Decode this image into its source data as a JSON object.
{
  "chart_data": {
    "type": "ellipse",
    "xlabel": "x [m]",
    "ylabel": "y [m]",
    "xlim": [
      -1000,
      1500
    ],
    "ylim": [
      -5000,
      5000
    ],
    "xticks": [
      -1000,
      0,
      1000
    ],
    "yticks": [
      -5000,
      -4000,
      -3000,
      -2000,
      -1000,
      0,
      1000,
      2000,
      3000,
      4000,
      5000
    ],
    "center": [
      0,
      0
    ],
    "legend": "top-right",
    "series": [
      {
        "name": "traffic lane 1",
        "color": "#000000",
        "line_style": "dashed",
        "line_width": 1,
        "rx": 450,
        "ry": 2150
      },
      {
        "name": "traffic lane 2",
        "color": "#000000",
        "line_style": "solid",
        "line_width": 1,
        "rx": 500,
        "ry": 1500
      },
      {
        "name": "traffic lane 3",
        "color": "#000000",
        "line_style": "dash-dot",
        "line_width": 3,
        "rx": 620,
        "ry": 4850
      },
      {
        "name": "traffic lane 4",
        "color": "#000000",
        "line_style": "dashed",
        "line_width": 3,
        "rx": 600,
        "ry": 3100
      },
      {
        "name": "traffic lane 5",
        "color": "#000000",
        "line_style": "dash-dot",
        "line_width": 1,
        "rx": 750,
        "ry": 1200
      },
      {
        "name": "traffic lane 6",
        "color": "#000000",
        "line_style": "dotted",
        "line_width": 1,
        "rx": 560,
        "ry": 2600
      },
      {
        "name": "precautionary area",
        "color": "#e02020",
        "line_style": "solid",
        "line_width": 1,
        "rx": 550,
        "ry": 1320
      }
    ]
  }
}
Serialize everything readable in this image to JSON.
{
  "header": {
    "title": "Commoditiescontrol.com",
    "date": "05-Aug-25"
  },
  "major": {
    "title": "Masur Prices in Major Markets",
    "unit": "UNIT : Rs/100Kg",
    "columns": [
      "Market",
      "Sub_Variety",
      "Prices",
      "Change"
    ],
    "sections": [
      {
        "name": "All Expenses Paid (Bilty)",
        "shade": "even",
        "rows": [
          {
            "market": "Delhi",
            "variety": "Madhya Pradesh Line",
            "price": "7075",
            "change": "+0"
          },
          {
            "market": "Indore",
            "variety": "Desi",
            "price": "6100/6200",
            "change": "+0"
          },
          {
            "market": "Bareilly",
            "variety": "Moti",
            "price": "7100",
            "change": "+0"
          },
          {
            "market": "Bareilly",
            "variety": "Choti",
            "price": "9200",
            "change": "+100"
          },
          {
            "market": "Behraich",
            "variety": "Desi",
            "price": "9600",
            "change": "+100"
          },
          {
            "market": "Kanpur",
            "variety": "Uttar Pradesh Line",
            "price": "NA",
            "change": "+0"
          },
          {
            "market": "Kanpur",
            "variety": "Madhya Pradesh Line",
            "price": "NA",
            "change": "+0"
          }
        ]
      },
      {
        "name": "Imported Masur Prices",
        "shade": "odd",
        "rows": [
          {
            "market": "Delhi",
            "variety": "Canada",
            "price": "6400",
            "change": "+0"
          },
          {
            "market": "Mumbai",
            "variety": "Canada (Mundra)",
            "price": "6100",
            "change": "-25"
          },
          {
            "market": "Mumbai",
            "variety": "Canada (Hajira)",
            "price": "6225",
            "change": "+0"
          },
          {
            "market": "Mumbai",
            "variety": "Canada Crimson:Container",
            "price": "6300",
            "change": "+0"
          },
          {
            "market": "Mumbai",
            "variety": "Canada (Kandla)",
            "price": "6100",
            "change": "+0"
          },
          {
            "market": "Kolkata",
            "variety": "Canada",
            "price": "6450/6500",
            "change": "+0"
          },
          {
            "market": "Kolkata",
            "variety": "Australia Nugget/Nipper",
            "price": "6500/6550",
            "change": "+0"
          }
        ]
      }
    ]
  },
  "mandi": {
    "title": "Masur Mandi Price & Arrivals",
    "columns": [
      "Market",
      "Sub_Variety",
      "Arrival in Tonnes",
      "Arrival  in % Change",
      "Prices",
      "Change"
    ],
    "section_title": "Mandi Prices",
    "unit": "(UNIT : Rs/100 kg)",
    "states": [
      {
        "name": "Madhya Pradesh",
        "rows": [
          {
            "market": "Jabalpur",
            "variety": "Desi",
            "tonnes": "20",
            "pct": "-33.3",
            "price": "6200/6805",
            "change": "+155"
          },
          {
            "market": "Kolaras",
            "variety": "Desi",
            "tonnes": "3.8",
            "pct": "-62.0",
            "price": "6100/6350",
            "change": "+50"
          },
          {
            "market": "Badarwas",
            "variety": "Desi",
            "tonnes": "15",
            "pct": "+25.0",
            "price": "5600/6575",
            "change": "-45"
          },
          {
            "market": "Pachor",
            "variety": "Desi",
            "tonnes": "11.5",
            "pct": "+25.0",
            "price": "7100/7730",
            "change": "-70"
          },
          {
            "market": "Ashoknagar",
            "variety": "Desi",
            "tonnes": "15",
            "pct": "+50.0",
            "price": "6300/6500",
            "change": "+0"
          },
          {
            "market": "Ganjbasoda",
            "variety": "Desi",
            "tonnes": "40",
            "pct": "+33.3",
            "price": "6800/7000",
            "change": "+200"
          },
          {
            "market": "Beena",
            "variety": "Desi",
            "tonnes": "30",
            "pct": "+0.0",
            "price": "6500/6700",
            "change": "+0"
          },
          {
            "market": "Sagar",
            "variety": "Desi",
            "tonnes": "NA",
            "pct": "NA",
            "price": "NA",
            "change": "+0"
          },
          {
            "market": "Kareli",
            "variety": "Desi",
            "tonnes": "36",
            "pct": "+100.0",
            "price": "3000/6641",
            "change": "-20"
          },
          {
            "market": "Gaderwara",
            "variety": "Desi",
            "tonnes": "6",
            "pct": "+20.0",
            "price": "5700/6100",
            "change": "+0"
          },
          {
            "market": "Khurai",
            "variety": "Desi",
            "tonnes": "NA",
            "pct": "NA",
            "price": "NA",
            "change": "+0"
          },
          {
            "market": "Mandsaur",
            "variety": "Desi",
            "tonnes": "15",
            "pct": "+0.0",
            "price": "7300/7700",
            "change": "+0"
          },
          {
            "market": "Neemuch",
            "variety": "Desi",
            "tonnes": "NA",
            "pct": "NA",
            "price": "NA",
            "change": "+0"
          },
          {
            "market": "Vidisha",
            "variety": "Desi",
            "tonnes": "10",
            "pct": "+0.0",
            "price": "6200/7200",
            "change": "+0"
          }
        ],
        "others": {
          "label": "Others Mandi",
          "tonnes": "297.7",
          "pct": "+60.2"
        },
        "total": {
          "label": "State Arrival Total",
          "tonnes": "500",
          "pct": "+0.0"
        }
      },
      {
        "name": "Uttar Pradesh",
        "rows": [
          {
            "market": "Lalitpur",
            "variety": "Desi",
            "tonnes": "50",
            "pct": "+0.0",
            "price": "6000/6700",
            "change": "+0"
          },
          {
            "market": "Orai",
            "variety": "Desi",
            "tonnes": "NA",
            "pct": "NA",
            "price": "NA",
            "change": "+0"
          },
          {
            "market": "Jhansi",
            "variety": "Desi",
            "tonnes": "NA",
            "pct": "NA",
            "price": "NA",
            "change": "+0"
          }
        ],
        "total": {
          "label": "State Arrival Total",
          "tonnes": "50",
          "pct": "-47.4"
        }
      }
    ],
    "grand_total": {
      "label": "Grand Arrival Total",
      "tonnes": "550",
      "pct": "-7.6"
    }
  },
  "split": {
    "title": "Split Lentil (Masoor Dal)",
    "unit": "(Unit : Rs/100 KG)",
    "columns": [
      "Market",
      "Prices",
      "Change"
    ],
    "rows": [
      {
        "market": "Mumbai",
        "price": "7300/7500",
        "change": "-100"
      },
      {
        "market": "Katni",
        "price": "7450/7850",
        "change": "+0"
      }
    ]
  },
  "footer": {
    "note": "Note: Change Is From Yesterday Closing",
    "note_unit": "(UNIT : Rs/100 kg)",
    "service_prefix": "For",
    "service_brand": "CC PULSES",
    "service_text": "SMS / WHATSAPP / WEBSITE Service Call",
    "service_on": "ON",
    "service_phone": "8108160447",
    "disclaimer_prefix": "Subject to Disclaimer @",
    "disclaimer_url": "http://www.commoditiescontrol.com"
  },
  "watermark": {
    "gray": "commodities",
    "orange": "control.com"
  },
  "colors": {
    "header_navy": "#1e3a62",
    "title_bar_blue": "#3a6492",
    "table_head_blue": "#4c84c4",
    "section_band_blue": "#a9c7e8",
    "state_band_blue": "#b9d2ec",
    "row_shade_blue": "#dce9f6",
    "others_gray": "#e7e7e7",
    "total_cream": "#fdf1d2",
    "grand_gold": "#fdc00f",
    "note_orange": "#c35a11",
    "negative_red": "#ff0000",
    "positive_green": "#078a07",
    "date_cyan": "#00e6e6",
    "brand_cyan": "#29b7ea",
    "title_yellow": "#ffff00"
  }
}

════

Do this: Identify the lines above that contain the word "Masur", then copy them.

Correct response:
    "title": "Masur Prices in Major Markets",
        "name": "Imported Masur Prices",
    "title": "Masur Mandi Price & Arrivals",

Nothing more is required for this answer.